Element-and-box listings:
----------------
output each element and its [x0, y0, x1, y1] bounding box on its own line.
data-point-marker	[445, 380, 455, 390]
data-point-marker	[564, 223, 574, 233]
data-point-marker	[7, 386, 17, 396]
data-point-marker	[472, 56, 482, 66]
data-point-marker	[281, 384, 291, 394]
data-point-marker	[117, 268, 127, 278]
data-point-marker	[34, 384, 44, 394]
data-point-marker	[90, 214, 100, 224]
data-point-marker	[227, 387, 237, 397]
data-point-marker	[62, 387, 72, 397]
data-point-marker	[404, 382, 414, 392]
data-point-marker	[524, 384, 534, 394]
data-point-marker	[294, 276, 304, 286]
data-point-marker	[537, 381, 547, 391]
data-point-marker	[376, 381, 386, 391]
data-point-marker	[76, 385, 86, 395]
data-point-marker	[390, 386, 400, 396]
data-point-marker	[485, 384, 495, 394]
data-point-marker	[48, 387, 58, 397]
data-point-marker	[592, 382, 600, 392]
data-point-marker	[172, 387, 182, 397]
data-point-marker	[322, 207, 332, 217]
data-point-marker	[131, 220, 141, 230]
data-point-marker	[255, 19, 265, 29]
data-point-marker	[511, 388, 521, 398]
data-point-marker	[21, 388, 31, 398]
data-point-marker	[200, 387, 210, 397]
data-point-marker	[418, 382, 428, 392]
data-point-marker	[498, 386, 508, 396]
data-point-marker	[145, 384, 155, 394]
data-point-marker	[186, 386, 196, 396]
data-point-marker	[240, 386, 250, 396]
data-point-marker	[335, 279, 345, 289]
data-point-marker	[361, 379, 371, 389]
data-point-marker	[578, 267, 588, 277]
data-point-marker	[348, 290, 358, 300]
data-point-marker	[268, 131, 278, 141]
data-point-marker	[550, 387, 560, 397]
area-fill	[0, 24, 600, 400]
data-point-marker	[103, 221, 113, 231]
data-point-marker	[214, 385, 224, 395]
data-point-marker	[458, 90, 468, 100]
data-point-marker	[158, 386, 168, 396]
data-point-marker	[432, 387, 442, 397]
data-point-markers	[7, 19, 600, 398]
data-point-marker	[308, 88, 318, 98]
----------------
▸ **Work to do**:
Change "area-fill" to "shaded-area" in the items, beginning with the first line of the items and stopping after the line that contains "221, 113, 231]". Reproduce those lines with all other text unchanged.

▸ **Solution to this exercise**:
output each element and its [x0, y0, x1, y1] bounding box on its own line.
data-point-marker	[445, 380, 455, 390]
data-point-marker	[564, 223, 574, 233]
data-point-marker	[7, 386, 17, 396]
data-point-marker	[472, 56, 482, 66]
data-point-marker	[281, 384, 291, 394]
data-point-marker	[117, 268, 127, 278]
data-point-marker	[34, 384, 44, 394]
data-point-marker	[90, 214, 100, 224]
data-point-marker	[227, 387, 237, 397]
data-point-marker	[62, 387, 72, 397]
data-point-marker	[404, 382, 414, 392]
data-point-marker	[524, 384, 534, 394]
data-point-marker	[294, 276, 304, 286]
data-point-marker	[537, 381, 547, 391]
data-point-marker	[376, 381, 386, 391]
data-point-marker	[76, 385, 86, 395]
data-point-marker	[390, 386, 400, 396]
data-point-marker	[485, 384, 495, 394]
data-point-marker	[48, 387, 58, 397]
data-point-marker	[592, 382, 600, 392]
data-point-marker	[172, 387, 182, 397]
data-point-marker	[322, 207, 332, 217]
data-point-marker	[131, 220, 141, 230]
data-point-marker	[255, 19, 265, 29]
data-point-marker	[511, 388, 521, 398]
data-point-marker	[21, 388, 31, 398]
data-point-marker	[200, 387, 210, 397]
data-point-marker	[418, 382, 428, 392]
data-point-marker	[498, 386, 508, 396]
data-point-marker	[145, 384, 155, 394]
data-point-marker	[186, 386, 196, 396]
data-point-marker	[240, 386, 250, 396]
data-point-marker	[335, 279, 345, 289]
data-point-marker	[361, 379, 371, 389]
data-point-marker	[578, 267, 588, 277]
data-point-marker	[348, 290, 358, 300]
data-point-marker	[268, 131, 278, 141]
data-point-marker	[550, 387, 560, 397]
shaded-area	[0, 24, 600, 400]
data-point-marker	[103, 221, 113, 231]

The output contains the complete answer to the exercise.